Task directions = Word for word, retype every entry in the listing.

Records to process =
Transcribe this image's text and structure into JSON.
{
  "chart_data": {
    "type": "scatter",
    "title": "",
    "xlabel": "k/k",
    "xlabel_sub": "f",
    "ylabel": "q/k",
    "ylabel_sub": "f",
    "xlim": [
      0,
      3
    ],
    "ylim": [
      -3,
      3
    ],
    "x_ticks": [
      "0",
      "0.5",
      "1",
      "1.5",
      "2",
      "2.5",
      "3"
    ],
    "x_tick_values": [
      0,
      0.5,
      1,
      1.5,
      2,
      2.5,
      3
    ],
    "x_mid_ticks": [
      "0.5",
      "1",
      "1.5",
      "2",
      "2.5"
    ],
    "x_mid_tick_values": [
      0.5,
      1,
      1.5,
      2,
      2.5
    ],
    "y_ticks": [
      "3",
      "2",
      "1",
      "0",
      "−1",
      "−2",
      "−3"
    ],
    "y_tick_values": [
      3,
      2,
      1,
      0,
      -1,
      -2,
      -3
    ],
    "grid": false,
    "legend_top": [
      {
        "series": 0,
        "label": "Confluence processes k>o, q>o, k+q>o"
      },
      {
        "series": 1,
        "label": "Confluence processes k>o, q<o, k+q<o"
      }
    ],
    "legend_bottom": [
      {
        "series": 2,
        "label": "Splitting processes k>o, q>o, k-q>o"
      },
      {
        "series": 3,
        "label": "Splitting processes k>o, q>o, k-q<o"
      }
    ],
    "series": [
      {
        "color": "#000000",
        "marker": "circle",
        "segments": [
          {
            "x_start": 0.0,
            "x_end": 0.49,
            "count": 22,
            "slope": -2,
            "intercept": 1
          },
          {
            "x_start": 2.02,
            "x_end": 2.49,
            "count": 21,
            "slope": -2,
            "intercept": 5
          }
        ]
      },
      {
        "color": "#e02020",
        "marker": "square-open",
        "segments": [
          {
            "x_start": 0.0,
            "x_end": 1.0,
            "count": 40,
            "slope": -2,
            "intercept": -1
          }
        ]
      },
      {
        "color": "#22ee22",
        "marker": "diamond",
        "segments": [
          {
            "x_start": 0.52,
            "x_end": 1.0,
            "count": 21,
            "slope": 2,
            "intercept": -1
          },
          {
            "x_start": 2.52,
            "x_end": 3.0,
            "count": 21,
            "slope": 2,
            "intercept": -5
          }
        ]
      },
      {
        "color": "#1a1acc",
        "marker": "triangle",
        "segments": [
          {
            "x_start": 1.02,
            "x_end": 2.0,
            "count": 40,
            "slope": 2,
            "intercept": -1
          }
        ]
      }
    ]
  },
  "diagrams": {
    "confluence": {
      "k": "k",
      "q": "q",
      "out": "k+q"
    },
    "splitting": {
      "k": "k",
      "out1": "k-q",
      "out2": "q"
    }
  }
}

The output =
Transcribe this image's text and structure into JSON.
{
  "chart_data": {
    "type": "scatter",
    "title": "",
    "xlabel": "k/k",
    "xlabel_sub": "f",
    "ylabel": "q/k",
    "ylabel_sub": "f",
    "xlim": [
      0,
      3
    ],
    "ylim": [
      -3,
      3
    ],
    "x_ticks": [
      "0",
      "0.5",
      "1",
      "1.5",
      "2",
      "2.5",
      "3"
    ],
    "x_tick_values": [
      0,
      0.5,
      1,
      1.5,
      2,
      2.5,
      3
    ],
    "x_mid_ticks": [
      "0.5",
      "1",
      "1.5",
      "2",
      "2.5"
    ],
    "x_mid_tick_values": [
      0.5,
      1,
      1.5,
      2,
      2.5
    ],
    "y_ticks": [
      "3",
      "2",
      "1",
      "0",
      "−1",
      "−2",
      "−3"
    ],
    "y_tick_values": [
      3,
      2,
      1,
      0,
      -1,
      -2,
      -3
    ],
    "grid": false,
    "legend_top": [
      {
        "series": 0,
        "label": "Confluence processes k>o, q>o, k+q>o"
      },
      {
        "series": 1,
        "label": "Confluence processes k>o, q<o, k+q<o"
      }
    ],
    "legend_bottom": [
      {
        "series": 2,
        "label": "Splitting processes k>o, q>o, k-q>o"
      },
      {
        "series": 3,
        "label": "Splitting processes k>o, q>o, k-q<o"
      }
    ],
    "series": [
      {
        "color": "#000000",
        "marker": "circle",
        "segments": [
          {
            "x_start": 0.0,
            "x_end": 0.49,
            "count": 22,
            "slope": -2,
            "intercept": 1
          },
          {
            "x_start": 2.02,
            "x_end": 2.49,
            "count": 21,
            "slope": -2,
            "intercept": 5
          }
        ]
      },
      {
        "color": "#e02020",
        "marker": "square-open",
        "segments": [
          {
            "x_start": 0.0,
            "x_end": 1.0,
            "count": 40,
            "slope": -2,
            "intercept": -1
          }
        ]
      },
      {
        "color": "#22ee22",
        "marker": "diamond",
        "segments": [
          {
            "x_start": 0.52,
            "x_end": 1.0,
            "count": 21,
            "slope": 2,
            "intercept": -1
          },
          {
            "x_start": 2.52,
            "x_end": 3.0,
            "count": 21,
            "slope": 2,
            "intercept": -5
          }
        ]
      },
      {
        "color": "#1a1acc",
        "marker": "triangle",
        "segments": [
          {
            "x_start": 1.02,
            "x_end": 2.0,
            "count": 40,
            "slope": 2,
            "intercept": -1
          }
        ]
      }
    ]
  },
  "diagrams": {
    "confluence": {
      "k": "k",
      "q": "q",
      "out": "k+q"
    },
    "splitting": {
      "k": "k",
      "out1": "k-q",
      "out2": "q"
    }
  }
}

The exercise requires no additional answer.